╭──

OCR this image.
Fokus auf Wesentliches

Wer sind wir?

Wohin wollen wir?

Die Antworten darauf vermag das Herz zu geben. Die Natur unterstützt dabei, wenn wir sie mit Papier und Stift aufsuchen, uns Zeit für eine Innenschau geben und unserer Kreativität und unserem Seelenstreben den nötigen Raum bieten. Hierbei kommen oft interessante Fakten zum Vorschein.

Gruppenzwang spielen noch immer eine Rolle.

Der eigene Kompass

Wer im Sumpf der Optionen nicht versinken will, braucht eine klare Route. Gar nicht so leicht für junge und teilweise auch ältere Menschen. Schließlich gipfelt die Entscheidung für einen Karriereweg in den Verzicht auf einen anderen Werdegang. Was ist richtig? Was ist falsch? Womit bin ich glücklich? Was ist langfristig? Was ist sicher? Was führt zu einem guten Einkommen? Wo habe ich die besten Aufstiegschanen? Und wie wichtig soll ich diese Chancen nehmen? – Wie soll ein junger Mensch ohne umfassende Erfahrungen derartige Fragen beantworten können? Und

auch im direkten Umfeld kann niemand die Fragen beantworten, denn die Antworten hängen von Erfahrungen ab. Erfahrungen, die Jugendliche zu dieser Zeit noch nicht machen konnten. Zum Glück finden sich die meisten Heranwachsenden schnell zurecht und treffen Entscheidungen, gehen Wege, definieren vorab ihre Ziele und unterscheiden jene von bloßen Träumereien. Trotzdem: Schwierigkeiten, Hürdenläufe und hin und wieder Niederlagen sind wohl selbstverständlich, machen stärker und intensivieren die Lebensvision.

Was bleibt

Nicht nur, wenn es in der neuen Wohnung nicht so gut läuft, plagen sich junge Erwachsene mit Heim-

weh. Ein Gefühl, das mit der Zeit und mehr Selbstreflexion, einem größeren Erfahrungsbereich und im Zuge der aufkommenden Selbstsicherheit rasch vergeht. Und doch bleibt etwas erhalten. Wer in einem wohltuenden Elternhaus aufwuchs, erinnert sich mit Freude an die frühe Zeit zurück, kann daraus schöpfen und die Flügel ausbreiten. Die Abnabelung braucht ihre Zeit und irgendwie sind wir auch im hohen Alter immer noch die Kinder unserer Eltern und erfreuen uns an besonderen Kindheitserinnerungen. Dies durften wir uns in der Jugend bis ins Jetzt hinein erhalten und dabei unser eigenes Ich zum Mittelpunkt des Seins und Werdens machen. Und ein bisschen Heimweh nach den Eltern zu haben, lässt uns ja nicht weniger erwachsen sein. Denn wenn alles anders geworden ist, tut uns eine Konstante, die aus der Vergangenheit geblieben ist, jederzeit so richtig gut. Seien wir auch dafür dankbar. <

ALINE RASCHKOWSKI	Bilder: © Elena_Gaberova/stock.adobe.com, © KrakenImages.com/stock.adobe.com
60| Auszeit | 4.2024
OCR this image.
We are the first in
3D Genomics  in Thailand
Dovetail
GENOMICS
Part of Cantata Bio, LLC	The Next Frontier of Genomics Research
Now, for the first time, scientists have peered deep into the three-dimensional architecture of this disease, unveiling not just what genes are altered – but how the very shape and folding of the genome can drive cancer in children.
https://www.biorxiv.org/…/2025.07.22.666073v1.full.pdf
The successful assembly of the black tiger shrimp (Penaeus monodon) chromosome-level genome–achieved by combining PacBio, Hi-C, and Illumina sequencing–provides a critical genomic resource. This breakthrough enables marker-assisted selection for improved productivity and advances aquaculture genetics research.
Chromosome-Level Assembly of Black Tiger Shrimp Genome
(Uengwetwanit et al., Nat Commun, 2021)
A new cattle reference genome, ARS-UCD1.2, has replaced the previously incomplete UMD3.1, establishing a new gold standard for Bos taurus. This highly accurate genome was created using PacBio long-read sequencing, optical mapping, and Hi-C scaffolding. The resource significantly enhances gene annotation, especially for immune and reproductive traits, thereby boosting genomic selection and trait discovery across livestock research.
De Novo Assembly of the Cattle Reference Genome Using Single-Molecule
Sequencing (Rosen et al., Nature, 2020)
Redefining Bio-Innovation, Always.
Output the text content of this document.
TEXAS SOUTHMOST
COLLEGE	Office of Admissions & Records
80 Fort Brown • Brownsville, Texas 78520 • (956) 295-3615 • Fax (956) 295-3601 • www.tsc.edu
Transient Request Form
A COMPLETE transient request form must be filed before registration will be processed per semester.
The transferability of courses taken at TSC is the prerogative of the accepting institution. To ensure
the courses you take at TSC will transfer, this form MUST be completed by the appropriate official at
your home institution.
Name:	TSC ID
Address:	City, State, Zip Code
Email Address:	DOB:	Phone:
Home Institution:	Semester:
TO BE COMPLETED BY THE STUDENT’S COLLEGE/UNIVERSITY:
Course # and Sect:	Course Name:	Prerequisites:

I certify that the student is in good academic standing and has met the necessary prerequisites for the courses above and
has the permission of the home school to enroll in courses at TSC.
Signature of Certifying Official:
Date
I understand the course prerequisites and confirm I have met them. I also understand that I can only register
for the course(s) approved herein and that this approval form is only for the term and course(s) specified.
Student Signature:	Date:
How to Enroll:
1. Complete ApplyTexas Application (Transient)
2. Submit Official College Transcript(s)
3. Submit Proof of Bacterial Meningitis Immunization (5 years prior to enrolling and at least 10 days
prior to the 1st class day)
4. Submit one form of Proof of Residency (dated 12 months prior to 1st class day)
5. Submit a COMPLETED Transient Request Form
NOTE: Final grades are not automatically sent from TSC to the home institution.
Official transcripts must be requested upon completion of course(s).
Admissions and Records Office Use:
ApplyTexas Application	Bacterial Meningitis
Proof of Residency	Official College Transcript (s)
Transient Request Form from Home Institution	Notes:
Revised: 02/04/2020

╰──

Try it
Each record above should be set down again in its exact wording.

Output for this task
OCR this image.
Fokus auf Wesentliches

Wer sind wir?

Wohin wollen wir?

Die Antworten darauf vermag das Herz zu geben. Die Natur unterstützt dabei, wenn wir sie mit Papier und Stift aufsuchen, uns Zeit für eine Innenschau geben und unserer Kreativität und unserem Seelenstreben den nötigen Raum bieten. Hierbei kommen oft interessante Fakten zum Vorschein.

Gruppenzwang spielen noch immer eine Rolle.

Der eigene Kompass

Wer im Sumpf der Optionen nicht versinken will, braucht eine klare Route. Gar nicht so leicht für junge und teilweise auch ältere Menschen. Schließlich gipfelt die Entscheidung für einen Karriereweg in den Verzicht auf einen anderen Werdegang. Was ist richtig? Was ist falsch? Womit bin ich glücklich? Was ist langfristig? Was ist sicher? Was führt zu einem guten Einkommen? Wo habe ich die besten Aufstiegschanen? Und wie wichtig soll ich diese Chancen nehmen? – Wie soll ein junger Mensch ohne umfassende Erfahrungen derartige Fragen beantworten können? Und

auch im direkten Umfeld kann niemand die Fragen beantworten, denn die Antworten hängen von Erfahrungen ab. Erfahrungen, die Jugendliche zu dieser Zeit noch nicht machen konnten. Zum Glück finden sich die meisten Heranwachsenden schnell zurecht und treffen Entscheidungen, gehen Wege, definieren vorab ihre Ziele und unterscheiden jene von bloßen Träumereien. Trotzdem: Schwierigkeiten, Hürdenläufe und hin und wieder Niederlagen sind wohl selbstverständlich, machen stärker und intensivieren die Lebensvision.

Was bleibt

Nicht nur, wenn es in der neuen Wohnung nicht so gut läuft, plagen sich junge Erwachsene mit Heim-

weh. Ein Gefühl, das mit der Zeit und mehr Selbstreflexion, einem größeren Erfahrungsbereich und im Zuge der aufkommenden Selbstsicherheit rasch vergeht. Und doch bleibt etwas erhalten. Wer in einem wohltuenden Elternhaus aufwuchs, erinnert sich mit Freude an die frühe Zeit zurück, kann daraus schöpfen und die Flügel ausbreiten. Die Abnabelung braucht ihre Zeit und irgendwie sind wir auch im hohen Alter immer noch die Kinder unserer Eltern und erfreuen uns an besonderen Kindheitserinnerungen. Dies durften wir uns in der Jugend bis ins Jetzt hinein erhalten und dabei unser eigenes Ich zum Mittelpunkt des Seins und Werdens machen. Und ein bisschen Heimweh nach den Eltern zu haben, lässt uns ja nicht weniger erwachsen sein. Denn wenn alles anders geworden ist, tut uns eine Konstante, die aus der Vergangenheit geblieben ist, jederzeit so richtig gut. Seien wir auch dafür dankbar. <

ALINE RASCHKOWSKI	Bilder: © Elena_Gaberova/stock.adobe.com, © KrakenImages.com/stock.adobe.com
60| Auszeit | 4.2024
OCR this image.
We are the first in
3D Genomics  in Thailand
Dovetail
GENOMICS
Part of Cantata Bio, LLC	The Next Frontier of Genomics Research
Now, for the first time, scientists have peered deep into the three-dimensional architecture of this disease, unveiling not just what genes are altered – but how the very shape and folding of the genome can drive cancer in children.
https://www.biorxiv.org/…/2025.07.22.666073v1.full.pdf
The successful assembly of the black tiger shrimp (Penaeus monodon) chromosome-level genome–achieved by combining PacBio, Hi-C, and Illumina sequencing–provides a critical genomic resource. This breakthrough enables marker-assisted selection for improved productivity and advances aquaculture genetics research.
Chromosome-Level Assembly of Black Tiger Shrimp Genome
(Uengwetwanit et al., Nat Commun, 2021)
A new cattle reference genome, ARS-UCD1.2, has replaced the previously incomplete UMD3.1, establishing a new gold standard for Bos taurus. This highly accurate genome was created using PacBio long-read sequencing, optical mapping, and Hi-C scaffolding. The resource significantly enhances gene annotation, especially for immune and reproductive traits, thereby boosting genomic selection and trait discovery across livestock research.
De Novo Assembly of the Cattle Reference Genome Using Single-Molecule
Sequencing (Rosen et al., Nature, 2020)
Redefining Bio-Innovation, Always.
Output the text content of this document.
TEXAS SOUTHMOST
COLLEGE	Office of Admissions & Records
80 Fort Brown • Brownsville, Texas 78520 • (956) 295-3615 • Fax (956) 295-3601 • www.tsc.edu
Transient Request Form
A COMPLETE transient request form must be filed before registration will be processed per semester.
The transferability of courses taken at TSC is the prerogative of the accepting institution. To ensure
the courses you take at TSC will transfer, this form MUST be completed by the appropriate official at
your home institution.
Name:	TSC ID
Address:	City, State, Zip Code
Email Address:	DOB:	Phone:
Home Institution:	Semester:
TO BE COMPLETED BY THE STUDENT’S COLLEGE/UNIVERSITY:
Course # and Sect:	Course Name:	Prerequisites:

I certify that the student is in good academic standing and has met the necessary prerequisites for the courses above and
has the permission of the home school to enroll in courses at TSC.
Signature of Certifying Official:
Date
I understand the course prerequisites and confirm I have met them. I also understand that I can only register
for the course(s) approved herein and that this approval form is only for the term and course(s) specified.
Student Signature:	Date:
How to Enroll:
1. Complete ApplyTexas Application (Transient)
2. Submit Official College Transcript(s)
3. Submit Proof of Bacterial Meningitis Immunization (5 years prior to enrolling and at least 10 days
prior to the 1st class day)
4. Submit one form of Proof of Residency (dated 12 months prior to 1st class day)
5. Submit a COMPLETED Transient Request Form
NOTE: Final grades are not automatically sent from TSC to the home institution.
Official transcripts must be requested upon completion of course(s).
Admissions and Records Office Use:
ApplyTexas Application	Bacterial Meningitis
Proof of Residency	Official College Transcript (s)
Transient Request Form from Home Institution	Notes:
Revised: 02/04/2020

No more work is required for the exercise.